Since the Washington Senators moved to the Twin Cities in 1961 and became the Minnesota Twins, the franchise has had good times and bad.
American League Champions in 1965, World Series Champions in 1987 and 1991, and six A.L. Central Division Championships have been the good…last year’s 99-loss season and the mid- through late 1990s gave us the bad Twins.
No matter what kind of season the Twins had, Twins fans always have had their favorite players. From Chili Davis to Eric Milton to Jim Thome—everybody has had their favorites.
Does your favorite make the cut?
When you think of the Minnesota Twins you think about Kirby Puckett.
Kirby’s No. 34 is one of the seven numbers retired by the Twins and he is one of only four players enshrined in Cooperstown wearing a Twins cap.
Puckett’s legacy was sealed in Game 6 of the 1991 World Series when he made that amazing catch against the Metrodome’s Plexiglas and his walk-off home run that extended the series to seven games.
“And we’ll see you tomorrow night!”
Before Kirby donned a Twins uniform, when you thought about the Twins you then thought about Harmon Killebrew.
Nicknamed "Killer" because of the way he made balls fly out of Metropolitan Stadium; Killer was the complete opposite of his personality; there wasn't a nicer man.
Killer crushed 573 home runs in his career and only 19 came not wearing a Senators/Twins jersey. Killebrew’s last season in the MLB was as a member of the Kansas City Royals in 1975, the same year the Twins retired his No. 3.
In May the Royals visited Minnesota when the Twins formally retired Harmon’s number while he was in uniform for Kansas City.
"Killebrew can knock the ball out of any park, including Yellowstone."—Paul Richards, Baltimore Orioles Manager
He put the ball in play a lot and that’s all he had to do. He did it a whole lot too.
Carew played 19 years in the league and he made 18 All-Star games during his tenures with the Twins and the Angels. He made the Hall of Fame the first time he was on the ballot, and has had his No. 29 retired by both the Twins and Angels.
By the way his career batting average was .328. Wow.
Oliva's loyalty is not found in today's game, but it was well appreciated by the Twins organization. He played 15 years in the MLB and every year he was a member of the Minnesota Twins.
Oliva made the All-Star game eight times and probably would have made more if knee injuries hadn't slowed him down later in his career.

▶ Stored data
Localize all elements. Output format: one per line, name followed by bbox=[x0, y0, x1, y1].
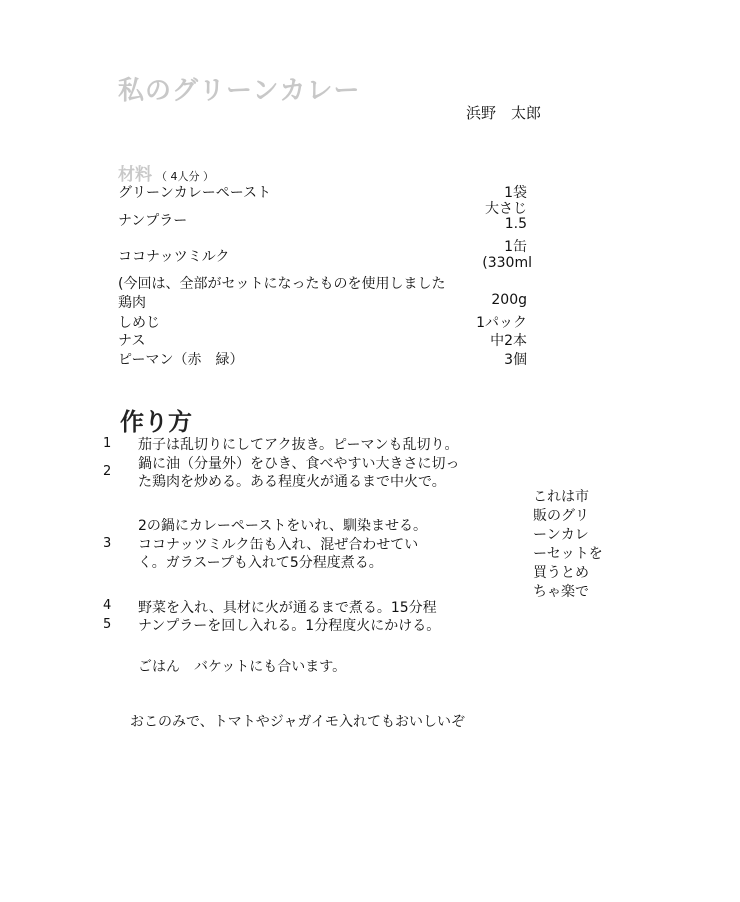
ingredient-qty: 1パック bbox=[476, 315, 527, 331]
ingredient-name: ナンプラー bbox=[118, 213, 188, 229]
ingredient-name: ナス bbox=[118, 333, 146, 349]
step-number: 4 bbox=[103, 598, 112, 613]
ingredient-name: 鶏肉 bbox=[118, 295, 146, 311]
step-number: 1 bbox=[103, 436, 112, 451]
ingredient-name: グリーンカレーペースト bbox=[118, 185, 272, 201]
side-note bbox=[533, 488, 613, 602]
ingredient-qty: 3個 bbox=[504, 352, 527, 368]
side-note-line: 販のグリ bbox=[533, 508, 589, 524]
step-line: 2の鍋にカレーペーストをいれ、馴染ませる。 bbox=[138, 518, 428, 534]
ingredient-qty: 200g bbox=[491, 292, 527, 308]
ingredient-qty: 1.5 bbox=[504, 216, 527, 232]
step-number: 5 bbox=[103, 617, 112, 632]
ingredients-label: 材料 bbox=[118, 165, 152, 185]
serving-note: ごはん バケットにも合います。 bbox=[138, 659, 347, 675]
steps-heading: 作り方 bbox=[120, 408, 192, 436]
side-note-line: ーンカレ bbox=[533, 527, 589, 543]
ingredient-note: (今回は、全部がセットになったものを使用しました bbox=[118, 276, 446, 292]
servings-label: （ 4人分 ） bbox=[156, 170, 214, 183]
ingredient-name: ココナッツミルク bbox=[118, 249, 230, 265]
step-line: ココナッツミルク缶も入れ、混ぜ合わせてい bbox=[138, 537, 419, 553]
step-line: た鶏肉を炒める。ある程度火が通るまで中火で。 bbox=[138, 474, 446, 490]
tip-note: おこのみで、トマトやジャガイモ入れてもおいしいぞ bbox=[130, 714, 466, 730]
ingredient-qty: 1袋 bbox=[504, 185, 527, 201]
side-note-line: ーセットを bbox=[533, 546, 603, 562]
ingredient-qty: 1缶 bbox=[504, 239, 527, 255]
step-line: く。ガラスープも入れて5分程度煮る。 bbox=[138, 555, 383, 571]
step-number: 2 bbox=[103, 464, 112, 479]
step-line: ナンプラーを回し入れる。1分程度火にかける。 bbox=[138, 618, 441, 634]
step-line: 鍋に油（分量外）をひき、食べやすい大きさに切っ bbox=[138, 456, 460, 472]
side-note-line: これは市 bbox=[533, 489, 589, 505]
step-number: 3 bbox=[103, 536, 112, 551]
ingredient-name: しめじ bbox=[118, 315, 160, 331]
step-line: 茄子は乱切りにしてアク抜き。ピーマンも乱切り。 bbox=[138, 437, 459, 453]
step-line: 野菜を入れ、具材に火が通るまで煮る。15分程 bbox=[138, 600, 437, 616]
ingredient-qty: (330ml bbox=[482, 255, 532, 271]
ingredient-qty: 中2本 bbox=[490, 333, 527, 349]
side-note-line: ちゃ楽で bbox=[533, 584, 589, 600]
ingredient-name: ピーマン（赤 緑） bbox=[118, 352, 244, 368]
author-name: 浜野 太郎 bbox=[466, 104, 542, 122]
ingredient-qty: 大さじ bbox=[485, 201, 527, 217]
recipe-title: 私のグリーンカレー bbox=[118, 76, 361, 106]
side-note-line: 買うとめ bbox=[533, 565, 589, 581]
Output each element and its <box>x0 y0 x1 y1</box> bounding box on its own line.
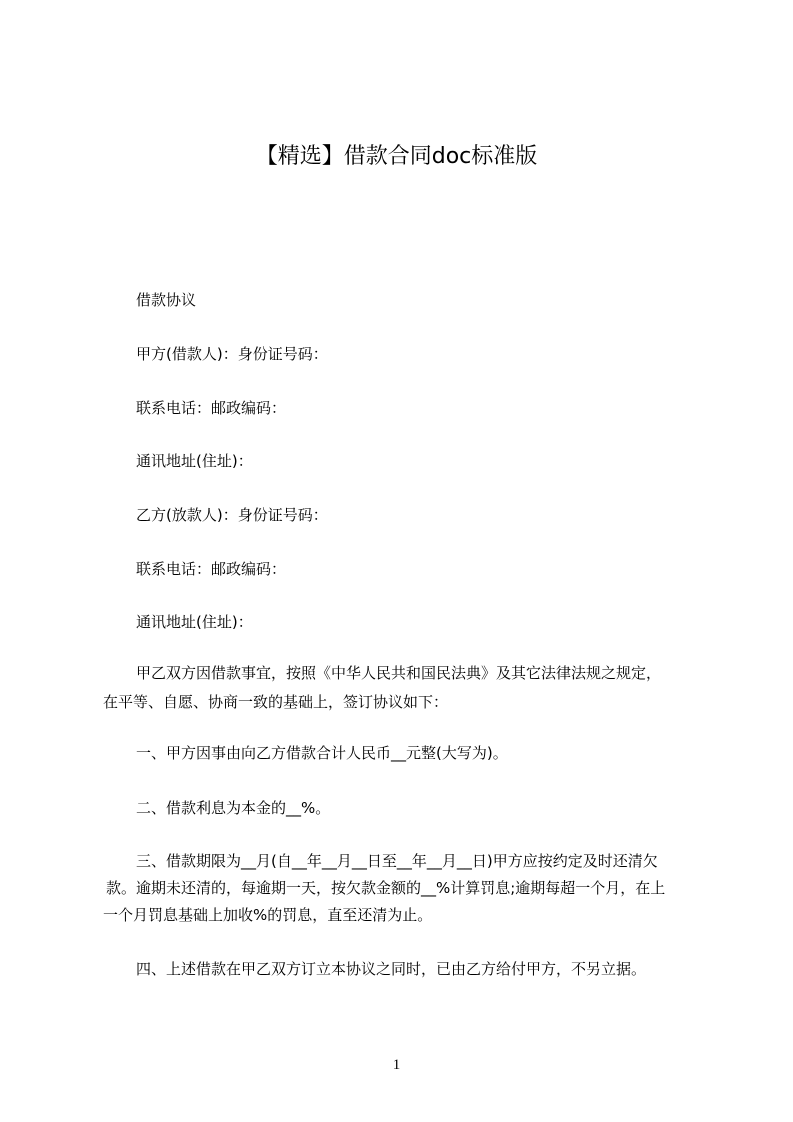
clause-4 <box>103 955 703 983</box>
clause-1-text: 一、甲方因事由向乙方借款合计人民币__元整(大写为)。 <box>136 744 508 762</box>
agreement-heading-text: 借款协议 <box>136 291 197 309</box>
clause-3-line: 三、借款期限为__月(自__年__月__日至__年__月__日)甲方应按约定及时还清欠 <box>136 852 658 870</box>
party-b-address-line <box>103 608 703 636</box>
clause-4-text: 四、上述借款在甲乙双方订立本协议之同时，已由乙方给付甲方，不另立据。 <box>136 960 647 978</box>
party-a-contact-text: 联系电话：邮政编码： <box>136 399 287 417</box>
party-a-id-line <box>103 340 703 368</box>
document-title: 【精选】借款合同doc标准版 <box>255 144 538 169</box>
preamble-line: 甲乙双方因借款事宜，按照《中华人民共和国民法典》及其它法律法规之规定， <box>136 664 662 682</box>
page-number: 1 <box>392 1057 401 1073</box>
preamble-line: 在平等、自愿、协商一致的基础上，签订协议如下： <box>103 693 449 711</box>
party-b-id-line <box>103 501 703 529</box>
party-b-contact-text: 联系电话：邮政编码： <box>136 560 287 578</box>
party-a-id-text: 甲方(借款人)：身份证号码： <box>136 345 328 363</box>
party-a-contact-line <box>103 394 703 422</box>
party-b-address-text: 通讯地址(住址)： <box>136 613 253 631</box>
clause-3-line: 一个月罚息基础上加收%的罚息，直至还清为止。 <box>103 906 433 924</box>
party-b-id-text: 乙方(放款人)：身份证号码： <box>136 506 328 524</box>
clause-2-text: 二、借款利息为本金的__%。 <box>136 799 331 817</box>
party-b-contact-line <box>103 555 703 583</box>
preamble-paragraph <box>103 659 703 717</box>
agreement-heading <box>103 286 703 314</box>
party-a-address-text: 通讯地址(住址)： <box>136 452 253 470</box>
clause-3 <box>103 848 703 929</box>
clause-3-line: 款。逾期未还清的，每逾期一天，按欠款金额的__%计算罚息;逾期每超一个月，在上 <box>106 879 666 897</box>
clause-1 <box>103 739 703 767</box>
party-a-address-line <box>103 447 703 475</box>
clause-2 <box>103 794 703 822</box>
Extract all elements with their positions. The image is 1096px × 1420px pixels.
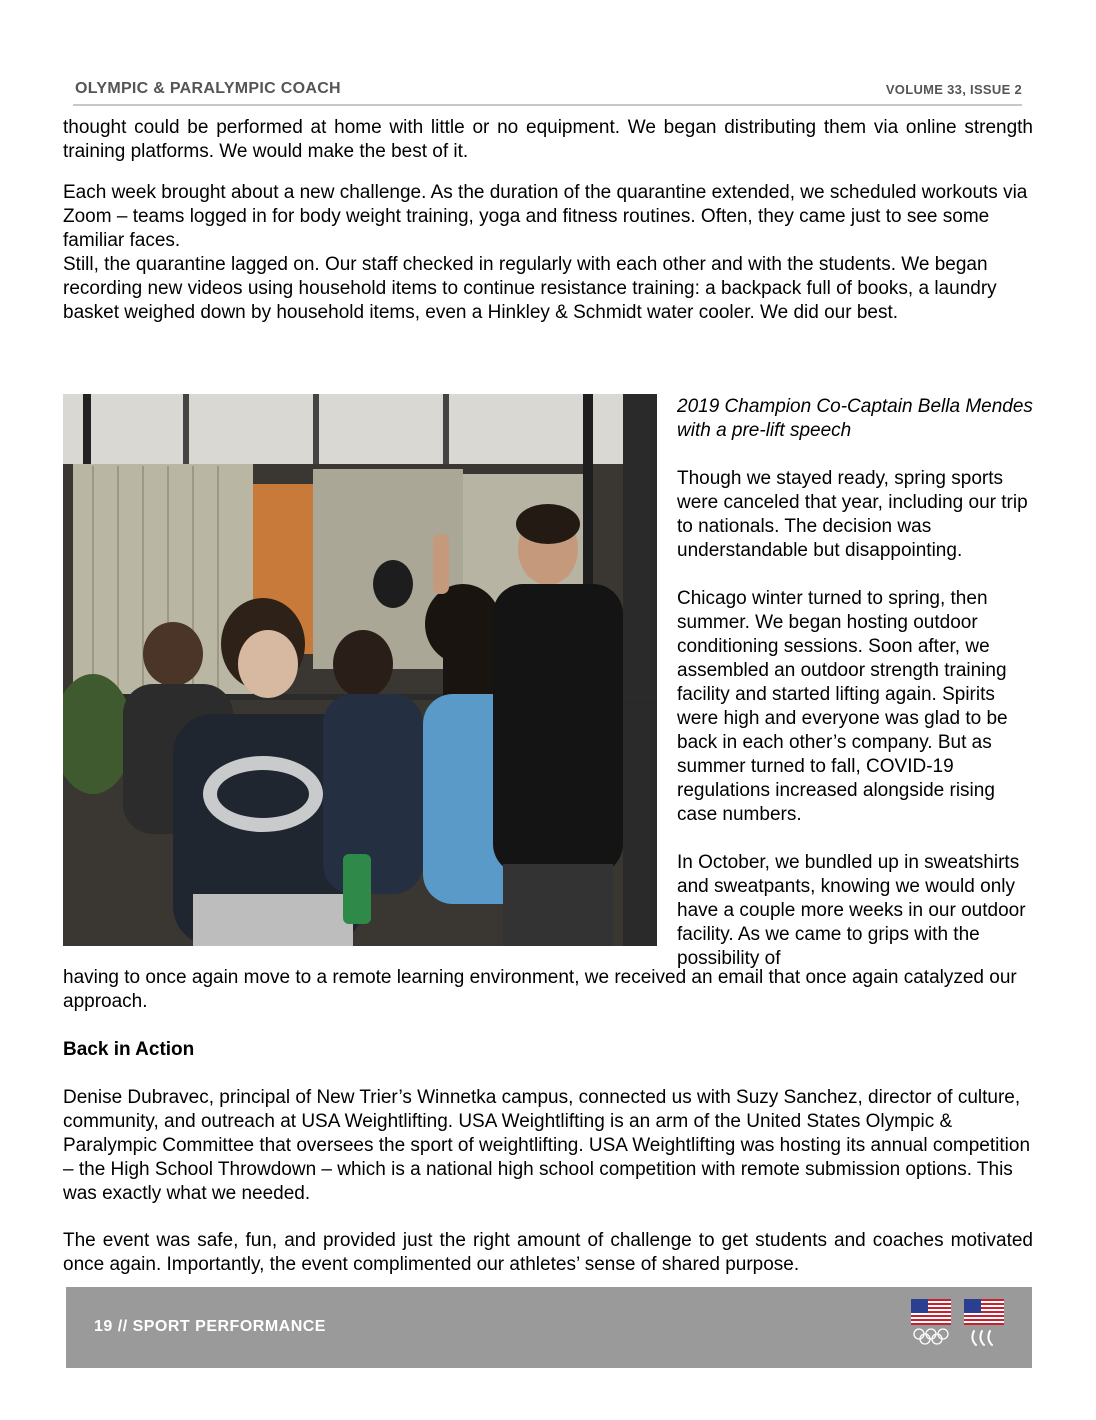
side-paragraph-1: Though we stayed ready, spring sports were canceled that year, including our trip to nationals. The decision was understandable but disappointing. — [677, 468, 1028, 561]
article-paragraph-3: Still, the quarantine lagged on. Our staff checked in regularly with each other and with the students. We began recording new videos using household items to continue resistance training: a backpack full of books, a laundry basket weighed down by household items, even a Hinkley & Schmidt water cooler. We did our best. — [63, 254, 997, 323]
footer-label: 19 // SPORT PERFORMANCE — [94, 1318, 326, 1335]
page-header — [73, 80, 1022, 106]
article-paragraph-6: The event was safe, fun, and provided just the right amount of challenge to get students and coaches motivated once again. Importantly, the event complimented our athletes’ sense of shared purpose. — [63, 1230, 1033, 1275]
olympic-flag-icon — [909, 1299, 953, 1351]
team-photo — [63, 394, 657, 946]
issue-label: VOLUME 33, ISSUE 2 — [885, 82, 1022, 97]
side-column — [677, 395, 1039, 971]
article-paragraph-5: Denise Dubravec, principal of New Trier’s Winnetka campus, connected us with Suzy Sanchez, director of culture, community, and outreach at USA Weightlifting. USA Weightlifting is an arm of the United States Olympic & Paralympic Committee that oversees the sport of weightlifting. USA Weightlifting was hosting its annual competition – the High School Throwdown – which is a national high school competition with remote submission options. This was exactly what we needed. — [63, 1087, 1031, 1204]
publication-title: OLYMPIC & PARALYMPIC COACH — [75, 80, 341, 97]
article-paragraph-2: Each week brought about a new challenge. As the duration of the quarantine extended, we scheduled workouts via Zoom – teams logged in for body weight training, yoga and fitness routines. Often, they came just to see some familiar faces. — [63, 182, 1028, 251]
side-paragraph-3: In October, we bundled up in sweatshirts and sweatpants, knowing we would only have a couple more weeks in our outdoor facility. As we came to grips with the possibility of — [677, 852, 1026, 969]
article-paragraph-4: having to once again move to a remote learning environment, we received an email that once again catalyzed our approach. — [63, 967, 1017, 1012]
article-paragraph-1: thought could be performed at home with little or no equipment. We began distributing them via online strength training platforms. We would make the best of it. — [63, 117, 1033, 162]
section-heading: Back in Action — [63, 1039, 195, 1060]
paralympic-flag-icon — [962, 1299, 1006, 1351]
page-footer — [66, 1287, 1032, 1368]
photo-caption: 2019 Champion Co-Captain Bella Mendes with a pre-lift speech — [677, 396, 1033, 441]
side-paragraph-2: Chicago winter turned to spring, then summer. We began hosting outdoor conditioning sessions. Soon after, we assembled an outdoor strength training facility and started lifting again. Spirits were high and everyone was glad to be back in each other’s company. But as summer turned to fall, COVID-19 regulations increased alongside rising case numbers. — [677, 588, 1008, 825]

▶ Exercises
1. Answer these questions from the Twins text.
(a) What uniform number did the Twins retire for Kirby Puckett?
(b) How many home runs did Harmon Killebrew hit in his career?
(c) How many years did Oliva play in the MLB?
2. In the stored data entries, swap "quarantine" for "lockdown" in the lines starting at the one containing "side-paragraph-1: Though we" and ending at the one containing "page-header — [73, 80, 1022, 106]". Return only those lines, otherwise unchanged.

▶ Answers to the problems
1.
(a) No. 34
(b) 573
(c) 15

2.
side-paragraph-1: Though we stayed ready, spring sports were canceled that year, including our trip to nationals. The decision was understandable but disappointing. — [677, 468, 1028, 561]
article-paragraph-3: Still, the lockdown lagged on. Our staff checked in regularly with each other and with the students. We began recording new videos using household items to continue resistance training: a backpack full of books, a laundry basket weighed down by household items, even a Hinkley & Schmidt water cooler. We did our best. — [63, 254, 997, 323]
footer-label: 19 // SPORT PERFORMANCE — [94, 1318, 326, 1335]
page-header — [73, 80, 1022, 106]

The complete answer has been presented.